- **Your goal**
Among the lines below, list those containing the string "以受贿论处".
* * * *
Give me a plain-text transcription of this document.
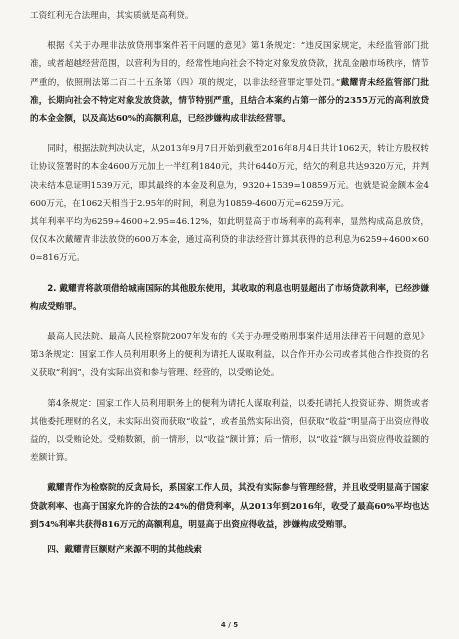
工资红利无合法理由，其实质就是高利贷。

根据《关于办理非法放贷刑事案件若干问题的意见》第1条规定：“违反国家规定，未经监管部门批准，或者超越经营范围，以营利为目的，经常性地向社会不特定对象发放贷款，扰乱金融市场秩序，情节严重的，依照刑法第二百二十五条第（四）项的规定，以非法经营罪定罪处罚。”戴耀青未经监管部门批准，长期向社会不特定对象发放贷款，情节特别严重，且结合本案约占第一部分的2355万元的高利放贷的本金金额，以及高达60%的高额利息，已经涉嫌构成非法经营罪。

同时，根据法院判决认定，从2013年9月7日开始到截至2016年8月4日共计1062天，转让方股权转让协议签署时的本金4600万元加上一半红利1840元，共计6440万元，结欠的利息共达9320万元，并判决未结本息证明1539万元，即其最终的本金及利息为，9320+1539=10859万元。也就是说金额本金4600万元，在1062天相当于2.95年的时间，利息为10859-4600万元=6259万元。

其年利率平均为6259÷4600÷2.95=46.12%，如此明显高于市场利率的高利率，显然构成高息放贷，仅仅本次戴耀青非法放贷的600万本金，通过高利贷的非法经营计算其获得的总利息为6259÷4600×600=816万元。

2. 戴耀青将款项借给城南国际的其他股东使用，其收取的利息也明显超出了市场贷款利率，已经涉嫌构成受贿罪。

最高人民法院、最高人民检察院2007年发布的《关于办理受贿刑事案件适用法律若干问题的意见》第3条规定：国家工作人员利用职务上的便利为请托人谋取利益，以合作开办公司或者其他合作投资的名义获取“利润”，没有实际出资和参与管理、经营的，以受贿论处。

第4条规定：国家工作人员利用职务上的便利为请托人谋取利益，以委托请托人投资证券、期货或者其他委托理财的名义，未实际出资而获取“收益”，或者虽然实际出资，但获取“收益”明显高于出资应得收益的，以受贿论处。受贿数额，前一情形，以“收益”额计算；后一情形，以“收益”额与出资应得收益额的差额计算。

戴耀青作为检察院的反贪局长，系国家工作人员，其没有实际参与管理经营，并且收受明显高于国家贷款利率、也高于国家允许的合法的24%的借贷利率，从2013年到2016年，收受了最高60%平均也达到54%利率共获得816万元的高额利息，明显高于出资应得收益，涉嫌构成受贿罪。

四、戴耀青巨额财产来源不明的其他线索

4 / 5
* * * *
- **Result of the exercise**
最高人民法院、最高人民检察院2007年发布的《关于办理受贿刑事案件适用法律若干问题的意见》第3条规定：国家工作人员利用职务上的便利为请托人谋取利益，以合作开办公司或者其他合作投资的名义获取“利润”，没有实际出资和参与管理、经营的，以受贿论处。
第4条规定：国家工作人员利用职务上的便利为请托人谋取利益，以委托请托人投资证券、期货或者其他委托理财的名义，未实际出资而获取“收益”，或者虽然实际出资，但获取“收益”明显高于出资应得收益的，以受贿论处。受贿数额，前一情形，以“收益”额计算；后一情形，以“收益”额与出资应得收益额的差额计算。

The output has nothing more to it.